[Saved data entries]
--*--

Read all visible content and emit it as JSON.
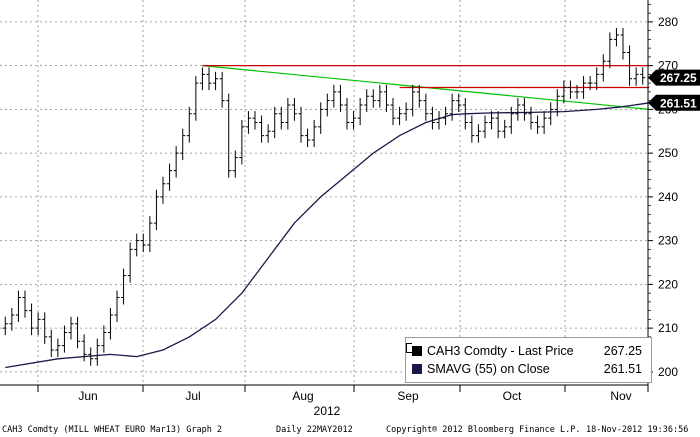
{
  "chart_data": {
    "type": "bar",
    "style": "ohlc",
    "ticker": "CAH3 Comdty",
    "ylim": [
      197,
      285
    ],
    "yticks": [
      200,
      210,
      220,
      230,
      240,
      250,
      260,
      270,
      280
    ],
    "xlabels": [
      "Jun",
      "Jul",
      "Aug",
      "Sep",
      "Oct",
      "Nov"
    ],
    "xlabel": "2012",
    "grid": true,
    "price_series": {
      "name": "CAH3 Comdty - Last Price",
      "color": "#000000",
      "closes": [
        211,
        213,
        217,
        214,
        210,
        212,
        208,
        205,
        206,
        209,
        211,
        207,
        204,
        203,
        206,
        209,
        213,
        217,
        222,
        228,
        230,
        229,
        234,
        240,
        243,
        246,
        250,
        254,
        259,
        266,
        268,
        266,
        267,
        262,
        246,
        249,
        256,
        258,
        257,
        254,
        255,
        259,
        257,
        261,
        259,
        254,
        253,
        256,
        260,
        262,
        264,
        261,
        257,
        258,
        261,
        263,
        262,
        264,
        261,
        258,
        259,
        260,
        264,
        262,
        259,
        257,
        258,
        259,
        262,
        261,
        257,
        254,
        255,
        257,
        258,
        255,
        256,
        259,
        261,
        259,
        257,
        256,
        258,
        260,
        263,
        265,
        264,
        264,
        266,
        266,
        268,
        271,
        276,
        277,
        273,
        267,
        268,
        267.25
      ],
      "last_value": 267.25,
      "last_label": "267.25"
    },
    "sma_series": {
      "name": "SMAVG (55) on Close",
      "color": "#1a1a4a",
      "points": [
        [
          0,
          201
        ],
        [
          8,
          203
        ],
        [
          16,
          204
        ],
        [
          20,
          203.5
        ],
        [
          24,
          205
        ],
        [
          28,
          208
        ],
        [
          32,
          212
        ],
        [
          36,
          218
        ],
        [
          40,
          226
        ],
        [
          44,
          234
        ],
        [
          48,
          240
        ],
        [
          52,
          245
        ],
        [
          56,
          250
        ],
        [
          60,
          254
        ],
        [
          64,
          257
        ],
        [
          68,
          258.8
        ],
        [
          70,
          259
        ],
        [
          74,
          259.2
        ],
        [
          80,
          259.3
        ],
        [
          85,
          259.5
        ],
        [
          90,
          260
        ],
        [
          94,
          260.6
        ],
        [
          98,
          261.51
        ]
      ],
      "last_value": 261.51,
      "last_label": "261.51"
    },
    "trend_lines": [
      {
        "color": "#00c000",
        "from": [
          30,
          270
        ],
        "to": [
          98,
          260
        ]
      },
      {
        "color": "#cc0000",
        "from": [
          30,
          270
        ],
        "to": [
          98,
          270
        ]
      },
      {
        "color": "#cc0000",
        "from": [
          60,
          265
        ],
        "to": [
          98,
          265
        ]
      }
    ]
  },
  "legend": {
    "items": [
      {
        "label": "CAH3 Comdty - Last Price",
        "value": "267.25",
        "color": "#000000"
      },
      {
        "label": "SMAVG (55) on Close",
        "value": "261.51",
        "color": "#1a1a4a"
      }
    ]
  },
  "footer": {
    "left": "CAH3 Comdty (MILL WHEAT EURO  Mar13) Graph 2",
    "center": "Daily 22MAY2012",
    "copyright": "Copyright® 2012 Bloomberg Finance L.P.",
    "right": "18-Nov-2012 19:36:56"
  }
}
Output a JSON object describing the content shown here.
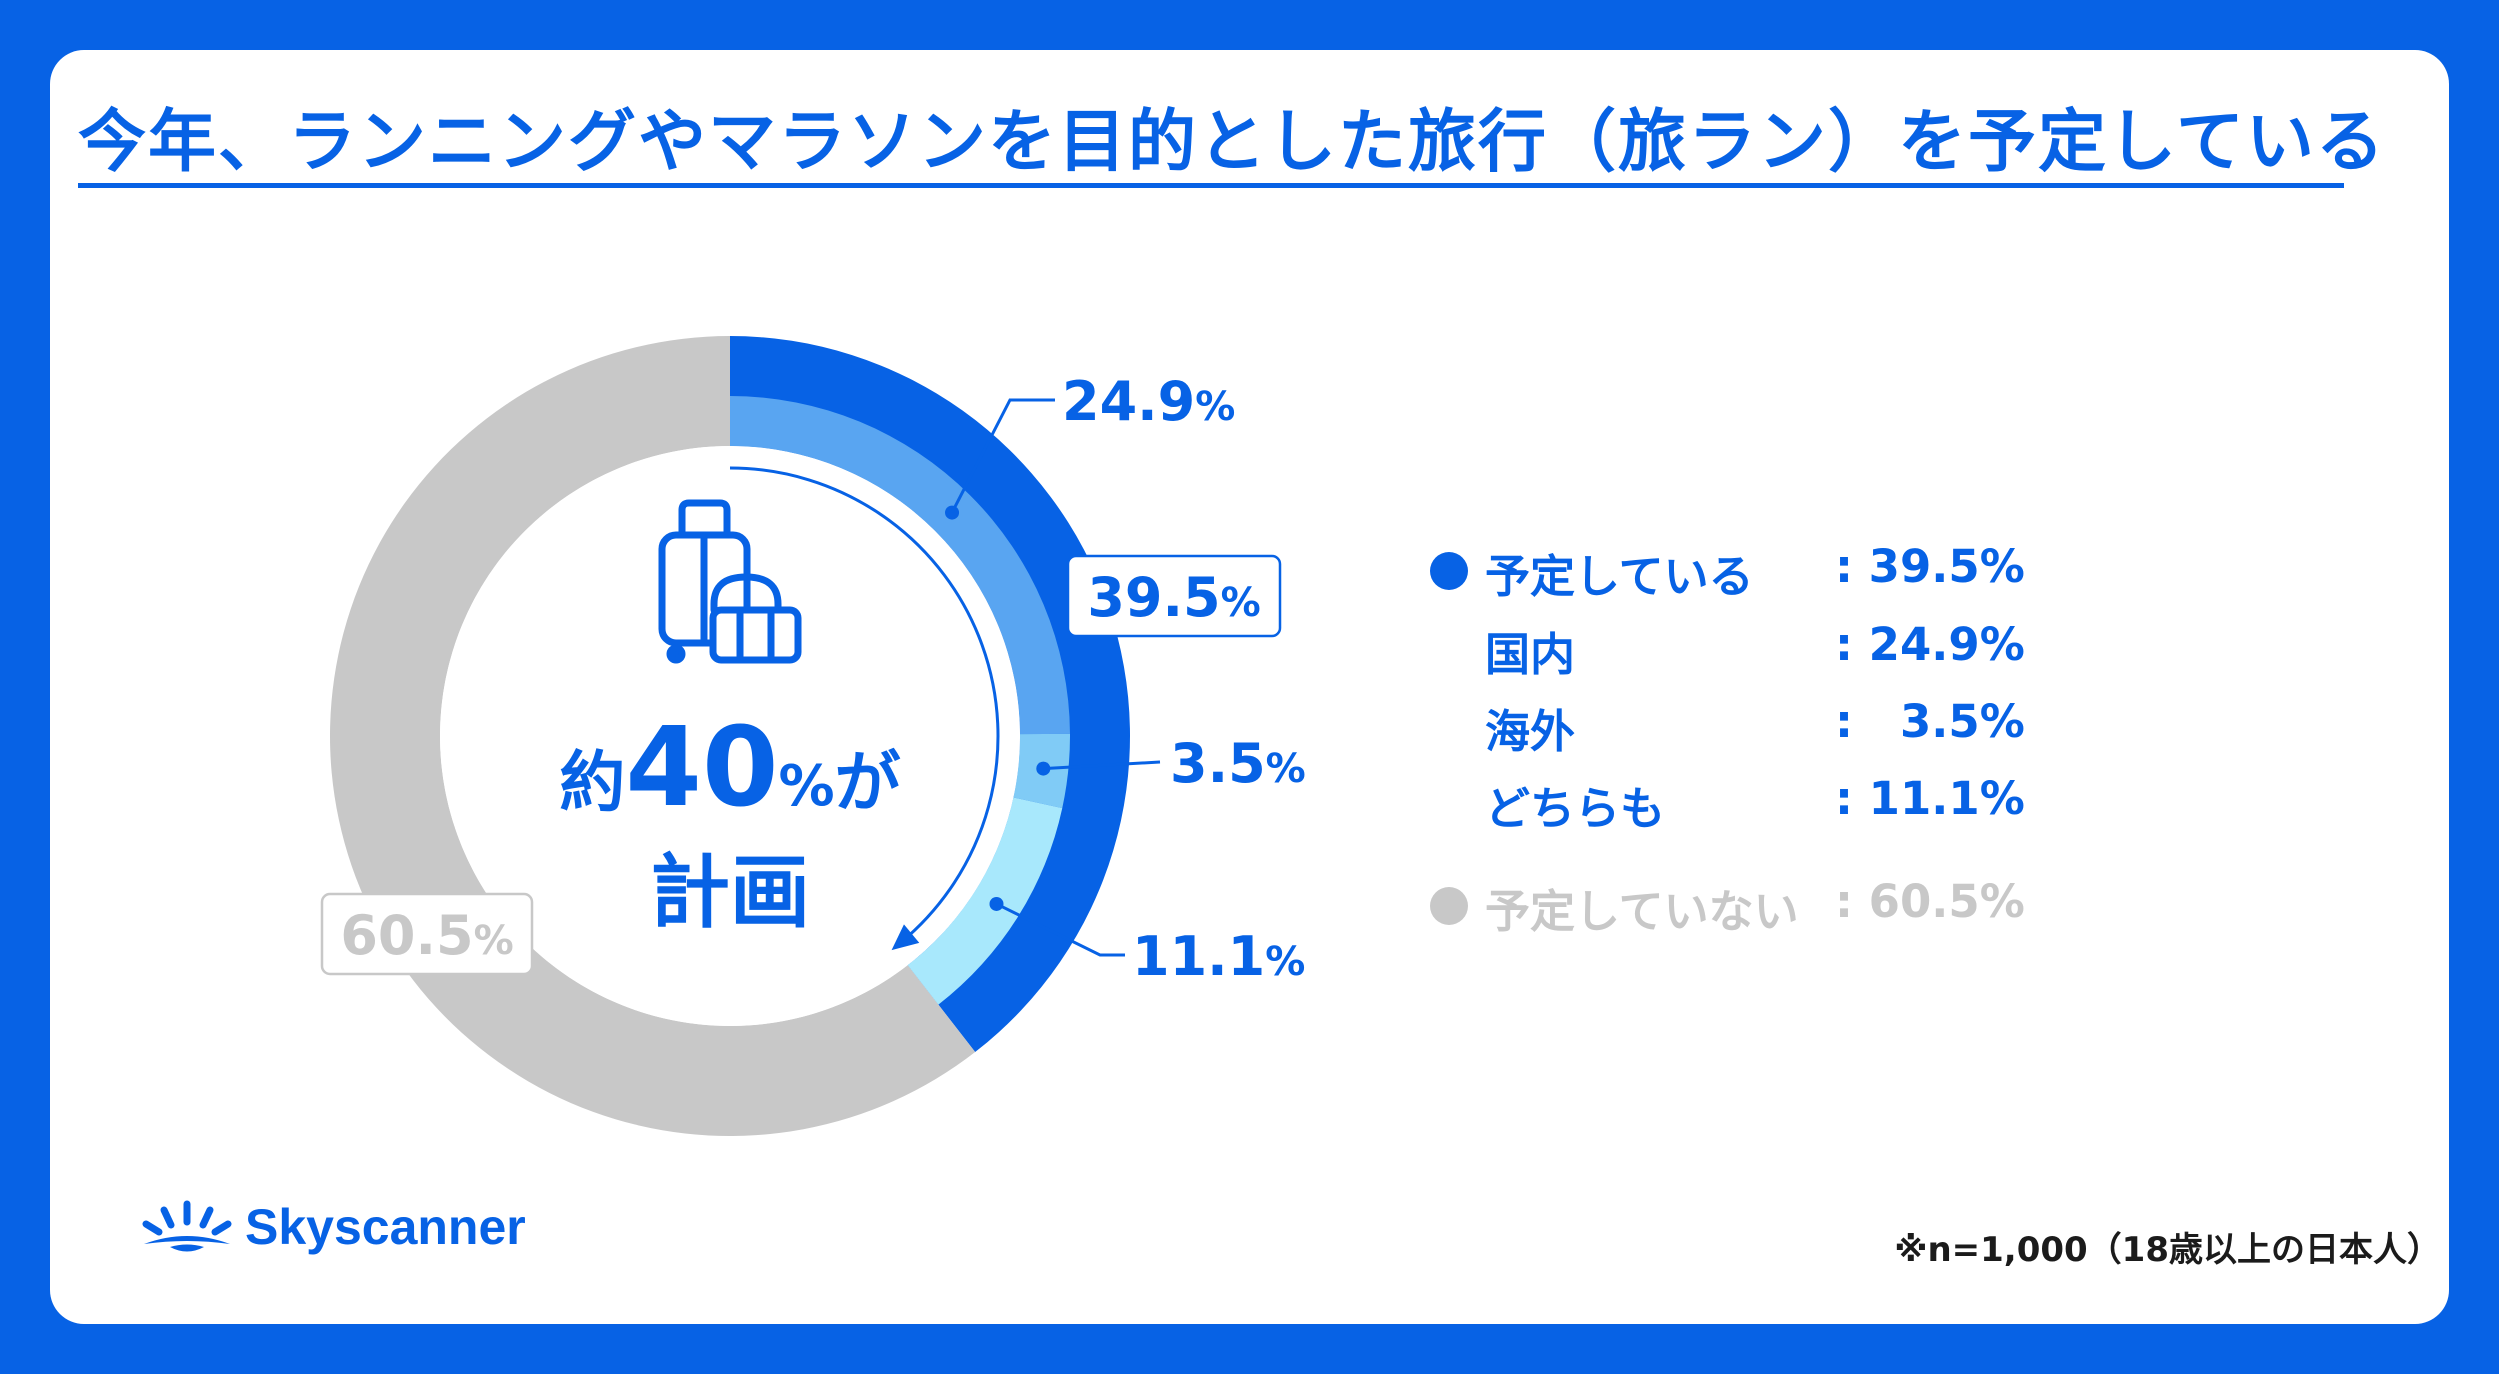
{
  "title": "今年、ランニングやマラソンを目的とした旅行（旅ラン）を予定している",
  "center": {
    "line1_prefix": "約",
    "line1_number": "40",
    "line1_pct": "%",
    "line1_suffix": "が",
    "line2": "計画",
    "icon": "luggage-icon"
  },
  "colors": {
    "brand": "#0762e5",
    "domestic": "#59a5f1",
    "overseas": "#80cbf6",
    "both": "#a8e8fc",
    "not_planning": "#c8c8c8",
    "bg": "#ffffff"
  },
  "chart_data": {
    "type": "pie",
    "style": "donut",
    "outer_ring": [
      {
        "name": "予定している",
        "value": 39.5,
        "label": "39.5",
        "unit": "%"
      },
      {
        "name": "予定していない",
        "value": 60.5,
        "label": "60.5",
        "unit": "%"
      }
    ],
    "inner_breakdown": [
      {
        "name": "国内",
        "value": 24.9,
        "label": "24.9",
        "unit": "%"
      },
      {
        "name": "海外",
        "value": 3.5,
        "label": "3.5",
        "unit": "%"
      },
      {
        "name": "どちらも",
        "value": 11.1,
        "label": "11.1",
        "unit": "%"
      }
    ]
  },
  "legend": [
    {
      "label": "予定している",
      "value": ": 39.5%",
      "dot": true,
      "muted": false
    },
    {
      "label": "国内",
      "value": ": 24.9%",
      "dot": false,
      "muted": false
    },
    {
      "label": "海外",
      "value": ":   3.5%",
      "dot": false,
      "muted": false
    },
    {
      "label": "どちらも",
      "value": ": 11.1%",
      "dot": false,
      "muted": false
    },
    {
      "label": "予定していない",
      "value": ": 60.5%",
      "dot": true,
      "muted": true
    }
  ],
  "brand": {
    "name": "Skyscanner",
    "logo_icon": "sunrise-logo-icon"
  },
  "footnote": "※n=1,000（18歳以上の日本人）"
}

--*--

INSTRUCTION: Give the number of lines where the string "SMAVG" occurs, without any further text.

EXERCISE RESPONSE: 2